▶ **What you will do**
Write out the data below in full, unchanged, minus the images.

▶ **Raw records**
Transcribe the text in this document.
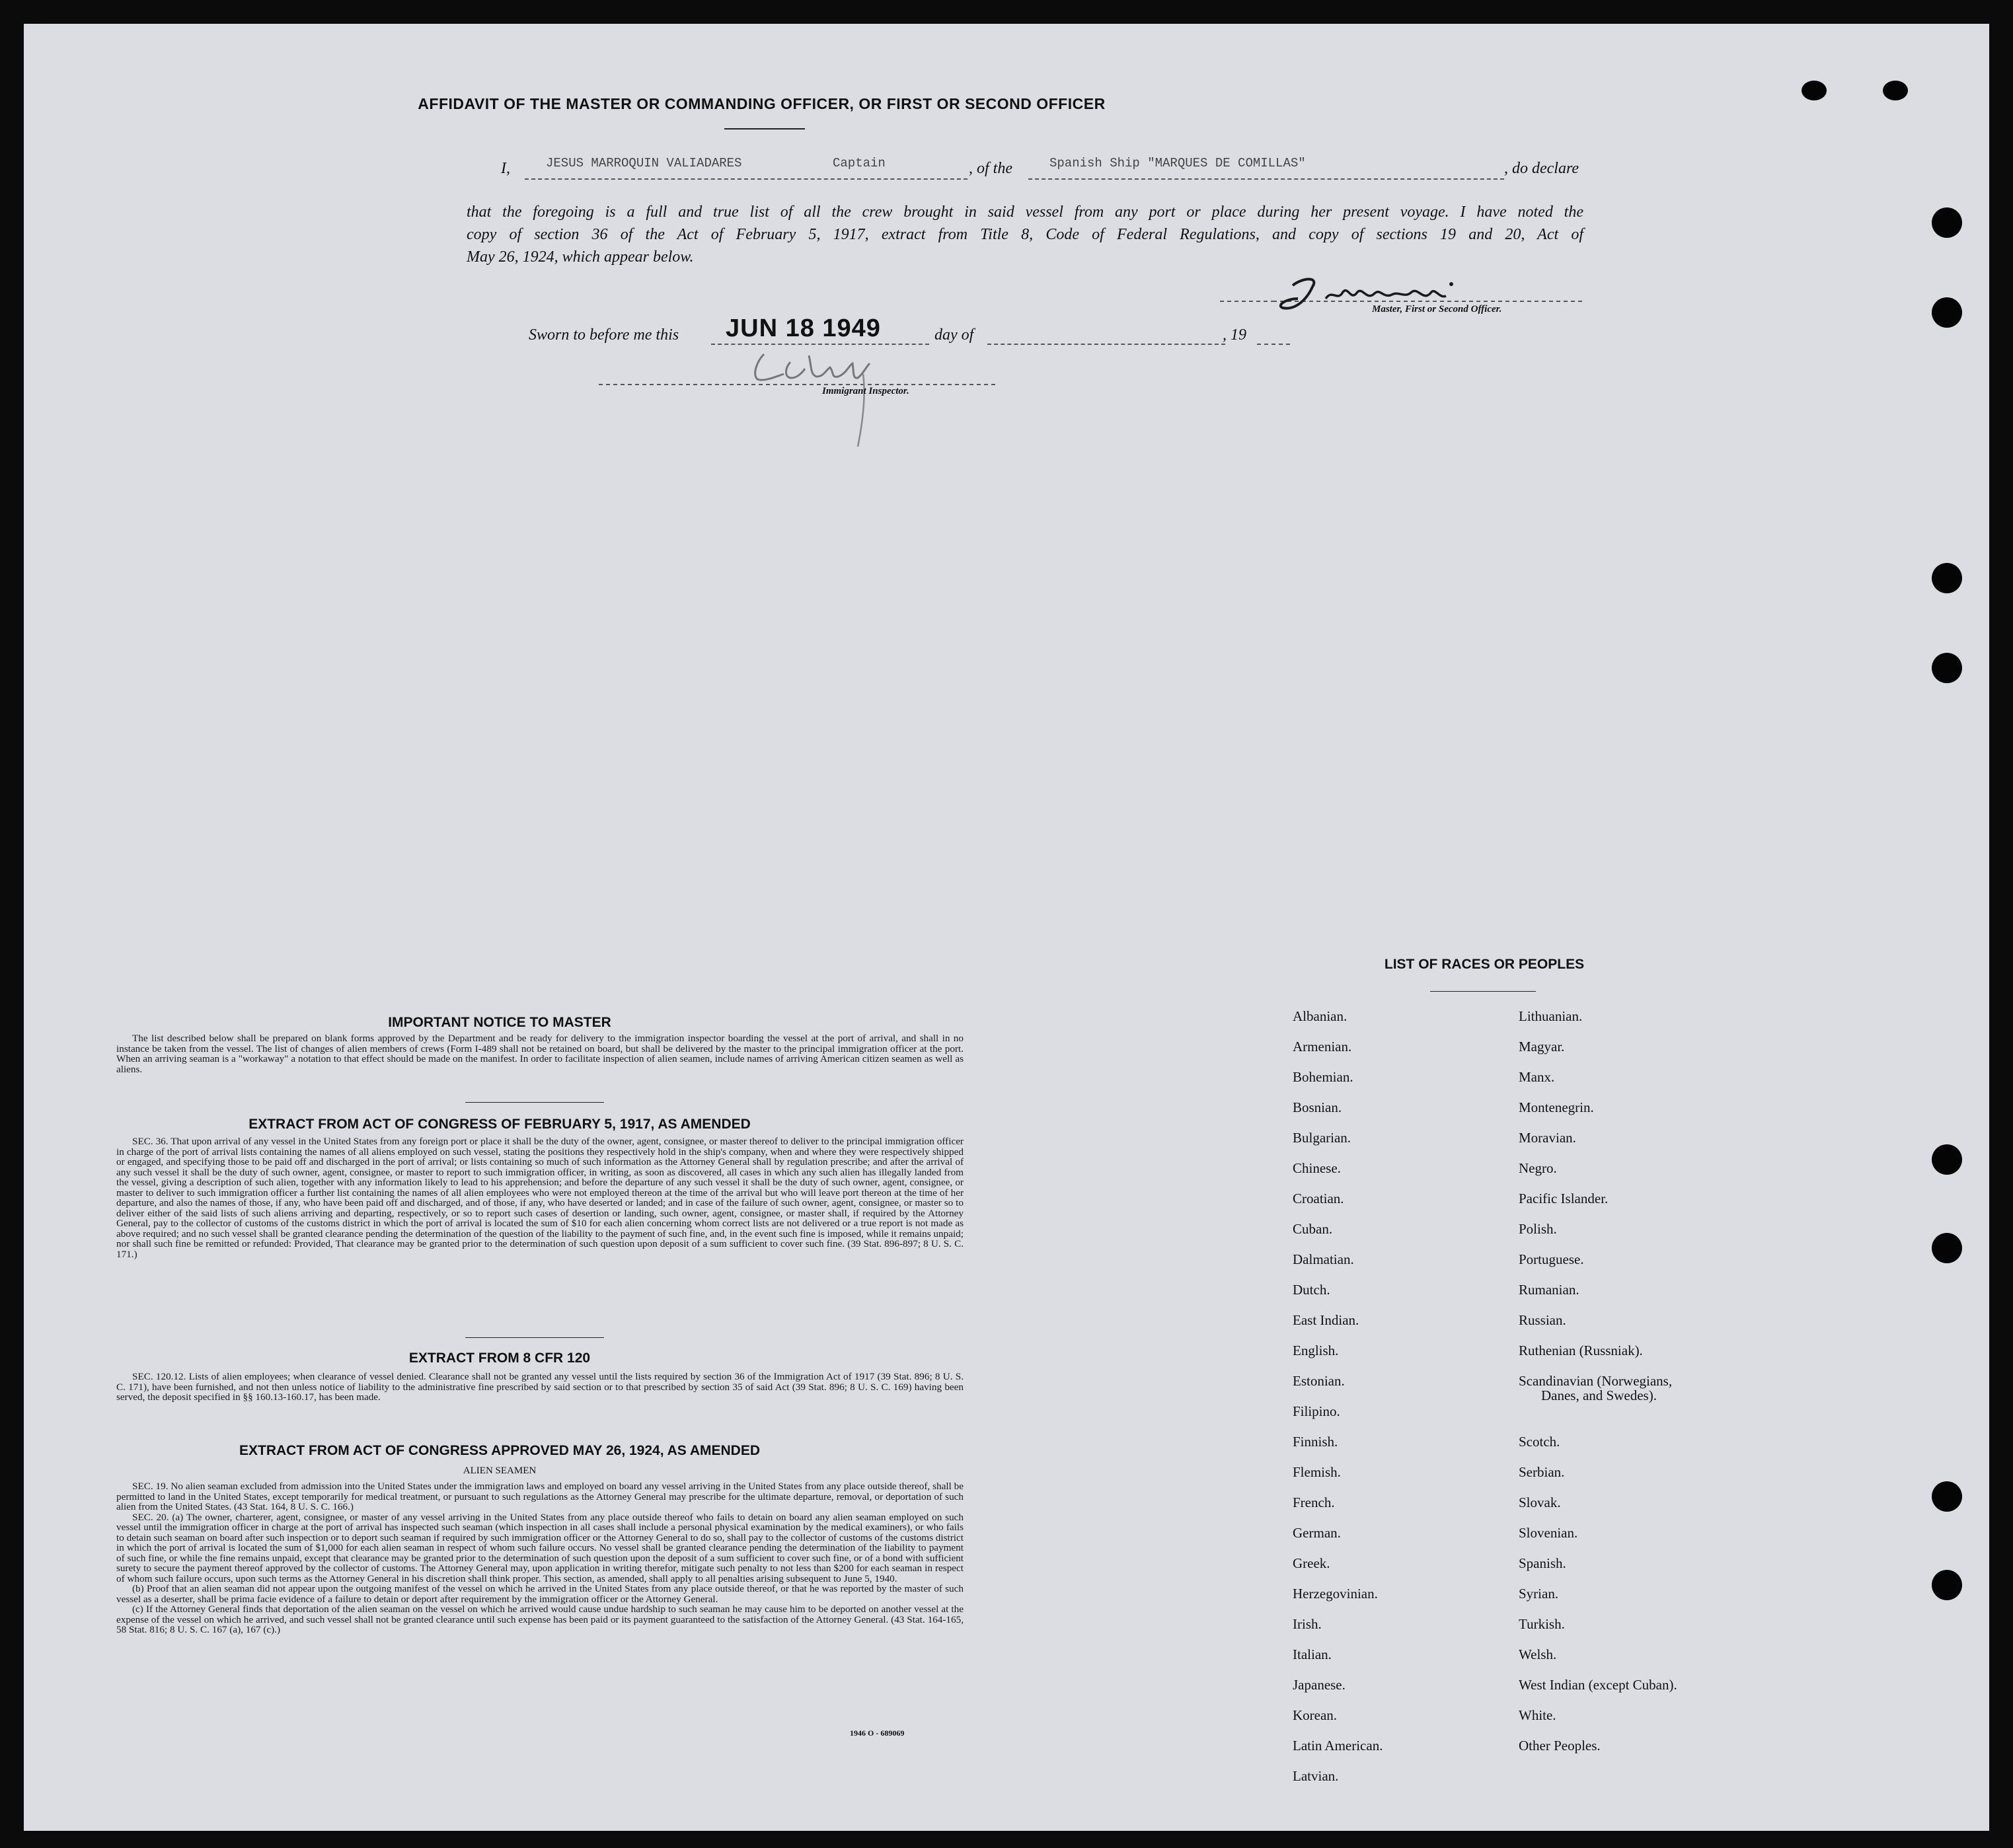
AFFIDAVIT OF THE MASTER OR COMMANDING OFFICER, OR FIRST OR SECOND OFFICER
I,	JESUS MARROQUIN VALIADARES	Captain	, of the	Spanish Ship "MARQUES DE COMILLAS"	, do declare
that the foregoing is a full and true list of all the crew brought in said vessel from any port or place during her present voyage. I have noted the
copy of section 36 of the Act of February 5, 1917, extract from Title 8, Code of Federal Regulations, and copy of sections 19 and 20, Act of
May 26, 1924, which appear below.
Master, First or Second Officer.
Sworn to before me this JUN 18 1949	day of	, 19
Immigrant Inspector.
IMPORTANT NOTICE TO MASTER

The list described below shall be prepared on blank forms approved by the Department and be ready for delivery to the immigration inspector boarding the vessel at the port of arrival, and shall in no instance be taken from the vessel. The list of changes of alien members of crews (Form I-489 shall not be retained on board, but shall be delivered by the master to the principal immigration officer at the port. When an arriving seaman is a "workaway" a notation to that effect should be made on the manifest. In order to facilitate inspection of alien seamen, include names of arriving American citizen seamen as well as aliens.

EXTRACT FROM ACT OF CONGRESS OF FEBRUARY 5, 1917, AS AMENDED

SEC. 36. That upon arrival of any vessel in the United States from any foreign port or place it shall be the duty of the owner, agent, consignee, or master thereof to deliver to the principal immigration officer in charge of the port of arrival lists containing the names of all aliens employed on such vessel, stating the positions they respectively hold in the ship's company, when and where they were respectively shipped or engaged, and specifying those to be paid off and discharged in the port of arrival; or lists containing so much of such information as the Attorney General shall by regulation prescribe; and after the arrival of any such vessel it shall be the duty of such owner, agent, consignee, or master to report to such immigration officer, in writing, as soon as discovered, all cases in which any such alien has illegally landed from the vessel, giving a description of such alien, together with any information likely to lead to his apprehension; and before the departure of any such vessel it shall be the duty of such owner, agent, consignee, or master to deliver to such immigration officer a further list containing the names of all alien employees who were not employed thereon at the time of the arrival but who will leave port thereon at the time of her departure, and also the names of those, if any, who have been paid off and discharged, and of those, if any, who have deserted or landed; and in case of the failure of such owner, agent, consignee, or master so to deliver either of the said lists of such aliens arriving and departing, respectively, or so to report such cases of desertion or landing, such owner, agent, consignee, or master shall, if required by the Attorney General, pay to the collector of customs of the customs district in which the port of arrival is located the sum of $10 for each alien concerning whom correct lists are not delivered or a true report is not made as above required; and no such vessel shall be granted clearance pending the determination of the question of the liability to the payment of such fine, and, in the event such fine is imposed, while it remains unpaid; nor shall such fine be remitted or refunded: Provided, That clearance may be granted prior to the determination of such question upon deposit of a sum sufficient to cover such fine. (39 Stat. 896-897; 8 U. S. C. 171.)

EXTRACT FROM 8 CFR 120

SEC. 120.12. Lists of alien employees; when clearance of vessel denied. Clearance shall not be granted any vessel until the lists required by section 36 of the Immigration Act of 1917 (39 Stat. 896; 8 U. S. C. 171), have been furnished, and not then unless notice of liability to the administrative fine prescribed by said section or to that prescribed by section 35 of said Act (39 Stat. 896; 8 U. S. C. 169) having been served, the deposit specified in §§ 160.13-160.17, has been made.

EXTRACT FROM ACT OF CONGRESS APPROVED MAY 26, 1924, AS AMENDED
ALIEN SEAMEN

SEC. 19. No alien seaman excluded from admission into the United States under the immigration laws and employed on board any vessel arriving in the United States from any place outside thereof, shall be permitted to land in the United States, except temporarily for medical treatment, or pursuant to such regulations as the Attorney General may prescribe for the ultimate departure, removal, or deportation of such alien from the United States. (43 Stat. 164, 8 U. S. C. 166.)

SEC. 20. (a) The owner, charterer, agent, consignee, or master of any vessel arriving in the United States from any place outside thereof who fails to detain on board any alien seaman employed on such vessel until the immigration officer in charge at the port of arrival has inspected such seaman (which inspection in all cases shall include a personal physical examination by the medical examiners), or who fails to detain such seaman on board after such inspection or to deport such seaman if required by such immigration officer or the Attorney General to do so, shall pay to the collector of customs of the customs district in which the port of arrival is located the sum of $1,000 for each alien seaman in respect of whom such failure occurs. No vessel shall be granted clearance pending the determination of the liability to payment of such fine, or while the fine remains unpaid, except that clearance may be granted prior to the determination of such question upon the deposit of a sum sufficient to cover such fine, or of a bond with sufficient surety to secure the payment thereof approved by the collector of customs. The Attorney General may, upon application in writing therefor, mitigate such penalty to not less than $200 for each seaman in respect of whom such failure occurs, upon such terms as the Attorney General in his discretion shall think proper. This section, as amended, shall apply to all penalties arising subsequent to June 5, 1940.

(b) Proof that an alien seaman did not appear upon the outgoing manifest of the vessel on which he arrived in the United States from any place outside thereof, or that he was reported by the master of such vessel as a deserter, shall be prima facie evidence of a failure to detain or deport after requirement by the immigration officer or the Attorney General.

(c) If the Attorney General finds that deportation of the alien seaman on the vessel on which he arrived would cause undue hardship to such seaman he may cause him to be deported on another vessel at the expense of the vessel on which he arrived, and such vessel shall not be granted clearance until such expense has been paid or its payment guaranteed to the satisfaction of the Attorney General. (43 Stat. 164-165, 58 Stat. 816; 8 U. S. C. 167 (a), 167 (c).)

1946 O - 689069
LIST OF RACES OR PEOPLES
Albanian.
Armenian.
Bohemian.
Bosnian.
Bulgarian.
Chinese.
Croatian.
Cuban.
Dalmatian.
Dutch.
East Indian.
English.
Estonian.
Filipino.
Finnish.
Flemish.
French.
German.
Greek.
Herzegovinian.
Irish.
Italian.
Japanese.
Korean.
Latin American.
Latvian.
Lithuanian.
Magyar.
Manx.
Montenegrin.
Moravian.
Negro.
Pacific Islander.
Polish.
Portuguese.
Rumanian.
Russian.
Ruthenian (Russniak).
Scandinavian (Norwegians,
Danes, and Swedes).
Scotch.
Serbian.
Slovak.
Slovenian.
Spanish.
Syrian.
Turkish.
Welsh.
West Indian (except Cuban).
White.
Other Peoples.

▶ **Written solution**
Transcribe the text in this document.
AFFIDAVIT OF THE MASTER OR COMMANDING OFFICER, OR FIRST OR SECOND OFFICER
I,	JESUS MARROQUIN VALIADARES	Captain	, of the	Spanish Ship "MARQUES DE COMILLAS"	, do declare
that the foregoing is a full and true list of all the crew brought in said vessel from any port or place during her present voyage. I have noted the
copy of section 36 of the Act of February 5, 1917, extract from Title 8, Code of Federal Regulations, and copy of sections 19 and 20, Act of
May 26, 1924, which appear below.
Master, First or Second Officer.
Sworn to before me this JUN 18 1949	day of	, 19
Immigrant Inspector.
IMPORTANT NOTICE TO MASTER

The list described below shall be prepared on blank forms approved by the Department and be ready for delivery to the immigration inspector boarding the vessel at the port of arrival, and shall in no instance be taken from the vessel. The list of changes of alien members of crews (Form I-489 shall not be retained on board, but shall be delivered by the master to the principal immigration officer at the port. When an arriving seaman is a "workaway" a notation to that effect should be made on the manifest. In order to facilitate inspection of alien seamen, include names of arriving American citizen seamen as well as aliens.

EXTRACT FROM ACT OF CONGRESS OF FEBRUARY 5, 1917, AS AMENDED

SEC. 36. That upon arrival of any vessel in the United States from any foreign port or place it shall be the duty of the owner, agent, consignee, or master thereof to deliver to the principal immigration officer in charge of the port of arrival lists containing the names of all aliens employed on such vessel, stating the positions they respectively hold in the ship's company, when and where they were respectively shipped or engaged, and specifying those to be paid off and discharged in the port of arrival; or lists containing so much of such information as the Attorney General shall by regulation prescribe; and after the arrival of any such vessel it shall be the duty of such owner, agent, consignee, or master to report to such immigration officer, in writing, as soon as discovered, all cases in which any such alien has illegally landed from the vessel, giving a description of such alien, together with any information likely to lead to his apprehension; and before the departure of any such vessel it shall be the duty of such owner, agent, consignee, or master to deliver to such immigration officer a further list containing the names of all alien employees who were not employed thereon at the time of the arrival but who will leave port thereon at the time of her departure, and also the names of those, if any, who have been paid off and discharged, and of those, if any, who have deserted or landed; and in case of the failure of such owner, agent, consignee, or master so to deliver either of the said lists of such aliens arriving and departing, respectively, or so to report such cases of desertion or landing, such owner, agent, consignee, or master shall, if required by the Attorney General, pay to the collector of customs of the customs district in which the port of arrival is located the sum of $10 for each alien concerning whom correct lists are not delivered or a true report is not made as above required; and no such vessel shall be granted clearance pending the determination of the question of the liability to the payment of such fine, and, in the event such fine is imposed, while it remains unpaid; nor shall such fine be remitted or refunded: Provided, That clearance may be granted prior to the determination of such question upon deposit of a sum sufficient to cover such fine. (39 Stat. 896-897; 8 U. S. C. 171.)

EXTRACT FROM 8 CFR 120

SEC. 120.12. Lists of alien employees; when clearance of vessel denied. Clearance shall not be granted any vessel until the lists required by section 36 of the Immigration Act of 1917 (39 Stat. 896; 8 U. S. C. 171), have been furnished, and not then unless notice of liability to the administrative fine prescribed by said section or to that prescribed by section 35 of said Act (39 Stat. 896; 8 U. S. C. 169) having been served, the deposit specified in §§ 160.13-160.17, has been made.

EXTRACT FROM ACT OF CONGRESS APPROVED MAY 26, 1924, AS AMENDED
ALIEN SEAMEN

SEC. 19. No alien seaman excluded from admission into the United States under the immigration laws and employed on board any vessel arriving in the United States from any place outside thereof, shall be permitted to land in the United States, except temporarily for medical treatment, or pursuant to such regulations as the Attorney General may prescribe for the ultimate departure, removal, or deportation of such alien from the United States. (43 Stat. 164, 8 U. S. C. 166.)

SEC. 20. (a) The owner, charterer, agent, consignee, or master of any vessel arriving in the United States from any place outside thereof who fails to detain on board any alien seaman employed on such vessel until the immigration officer in charge at the port of arrival has inspected such seaman (which inspection in all cases shall include a personal physical examination by the medical examiners), or who fails to detain such seaman on board after such inspection or to deport such seaman if required by such immigration officer or the Attorney General to do so, shall pay to the collector of customs of the customs district in which the port of arrival is located the sum of $1,000 for each alien seaman in respect of whom such failure occurs. No vessel shall be granted clearance pending the determination of the liability to payment of such fine, or while the fine remains unpaid, except that clearance may be granted prior to the determination of such question upon the deposit of a sum sufficient to cover such fine, or of a bond with sufficient surety to secure the payment thereof approved by the collector of customs. The Attorney General may, upon application in writing therefor, mitigate such penalty to not less than $200 for each seaman in respect of whom such failure occurs, upon such terms as the Attorney General in his discretion shall think proper. This section, as amended, shall apply to all penalties arising subsequent to June 5, 1940.

(b) Proof that an alien seaman did not appear upon the outgoing manifest of the vessel on which he arrived in the United States from any place outside thereof, or that he was reported by the master of such vessel as a deserter, shall be prima facie evidence of a failure to detain or deport after requirement by the immigration officer or the Attorney General.

(c) If the Attorney General finds that deportation of the alien seaman on the vessel on which he arrived would cause undue hardship to such seaman he may cause him to be deported on another vessel at the expense of the vessel on which he arrived, and such vessel shall not be granted clearance until such expense has been paid or its payment guaranteed to the satisfaction of the Attorney General. (43 Stat. 164-165, 58 Stat. 816; 8 U. S. C. 167 (a), 167 (c).)

1946 O - 689069
LIST OF RACES OR PEOPLES
Albanian.
Armenian.
Bohemian.
Bosnian.
Bulgarian.
Chinese.
Croatian.
Cuban.
Dalmatian.
Dutch.
East Indian.
English.
Estonian.
Filipino.
Finnish.
Flemish.
French.
German.
Greek.
Herzegovinian.
Irish.
Italian.
Japanese.
Korean.
Latin American.
Latvian.
Lithuanian.
Magyar.
Manx.
Montenegrin.
Moravian.
Negro.
Pacific Islander.
Polish.
Portuguese.
Rumanian.
Russian.
Ruthenian (Russniak).
Scandinavian (Norwegians,
Danes, and Swedes).
Scotch.
Serbian.
Slovak.
Slovenian.
Spanish.
Syrian.
Turkish.
Welsh.
West Indian (except Cuban).
White.
Other Peoples.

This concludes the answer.